[Begin PROVIDED RECORDS]
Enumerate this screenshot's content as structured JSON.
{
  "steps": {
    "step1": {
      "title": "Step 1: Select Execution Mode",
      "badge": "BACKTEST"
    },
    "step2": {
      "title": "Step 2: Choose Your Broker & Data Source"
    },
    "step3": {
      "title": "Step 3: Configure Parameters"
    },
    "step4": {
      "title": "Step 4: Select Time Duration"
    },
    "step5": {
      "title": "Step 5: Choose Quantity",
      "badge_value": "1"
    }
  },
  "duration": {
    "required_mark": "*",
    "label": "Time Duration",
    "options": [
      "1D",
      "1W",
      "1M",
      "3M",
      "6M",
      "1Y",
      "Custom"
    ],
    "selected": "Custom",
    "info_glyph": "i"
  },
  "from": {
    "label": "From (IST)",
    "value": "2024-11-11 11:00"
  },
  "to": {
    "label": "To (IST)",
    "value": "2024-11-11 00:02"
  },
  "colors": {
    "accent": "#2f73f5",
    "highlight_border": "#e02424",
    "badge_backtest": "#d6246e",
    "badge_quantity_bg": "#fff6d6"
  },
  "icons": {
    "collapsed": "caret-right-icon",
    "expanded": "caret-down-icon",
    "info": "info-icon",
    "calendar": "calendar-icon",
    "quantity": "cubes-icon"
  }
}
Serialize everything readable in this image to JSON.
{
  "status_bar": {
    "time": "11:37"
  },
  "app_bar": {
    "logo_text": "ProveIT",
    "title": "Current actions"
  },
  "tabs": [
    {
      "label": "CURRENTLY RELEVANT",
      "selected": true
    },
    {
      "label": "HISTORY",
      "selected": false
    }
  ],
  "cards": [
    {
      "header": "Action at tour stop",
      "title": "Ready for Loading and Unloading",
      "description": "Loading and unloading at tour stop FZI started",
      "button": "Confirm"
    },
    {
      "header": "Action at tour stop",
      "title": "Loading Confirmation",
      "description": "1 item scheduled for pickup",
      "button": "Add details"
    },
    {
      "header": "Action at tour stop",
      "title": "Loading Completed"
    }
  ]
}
[End PROVIDED RECORDS]
▶ BRIEF: Write out the full listing exactly as given.

▶ RESULT OF THE TASK:
Enumerate this screenshot's content as structured JSON.
{
  "steps": {
    "step1": {
      "title": "Step 1: Select Execution Mode",
      "badge": "BACKTEST"
    },
    "step2": {
      "title": "Step 2: Choose Your Broker & Data Source"
    },
    "step3": {
      "title": "Step 3: Configure Parameters"
    },
    "step4": {
      "title": "Step 4: Select Time Duration"
    },
    "step5": {
      "title": "Step 5: Choose Quantity",
      "badge_value": "1"
    }
  },
  "duration": {
    "required_mark": "*",
    "label": "Time Duration",
    "options": [
      "1D",
      "1W",
      "1M",
      "3M",
      "6M",
      "1Y",
      "Custom"
    ],
    "selected": "Custom",
    "info_glyph": "i"
  },
  "from": {
    "label": "From (IST)",
    "value": "2024-11-11 11:00"
  },
  "to": {
    "label": "To (IST)",
    "value": "2024-11-11 00:02"
  },
  "colors": {
    "accent": "#2f73f5",
    "highlight_border": "#e02424",
    "badge_backtest": "#d6246e",
    "badge_quantity_bg": "#fff6d6"
  },
  "icons": {
    "collapsed": "caret-right-icon",
    "expanded": "caret-down-icon",
    "info": "info-icon",
    "calendar": "calendar-icon",
    "quantity": "cubes-icon"
  }
}
Serialize everything readable in this image to JSON.
{
  "status_bar": {
    "time": "11:37"
  },
  "app_bar": {
    "logo_text": "ProveIT",
    "title": "Current actions"
  },
  "tabs": [
    {
      "label": "CURRENTLY RELEVANT",
      "selected": true
    },
    {
      "label": "HISTORY",
      "selected": false
    }
  ],
  "cards": [
    {
      "header": "Action at tour stop",
      "title": "Ready for Loading and Unloading",
      "description": "Loading and unloading at tour stop FZI started",
      "button": "Confirm"
    },
    {
      "header": "Action at tour stop",
      "title": "Loading Confirmation",
      "description": "1 item scheduled for pickup",
      "button": "Add details"
    },
    {
      "header": "Action at tour stop",
      "title": "Loading Completed"
    }
  ]
}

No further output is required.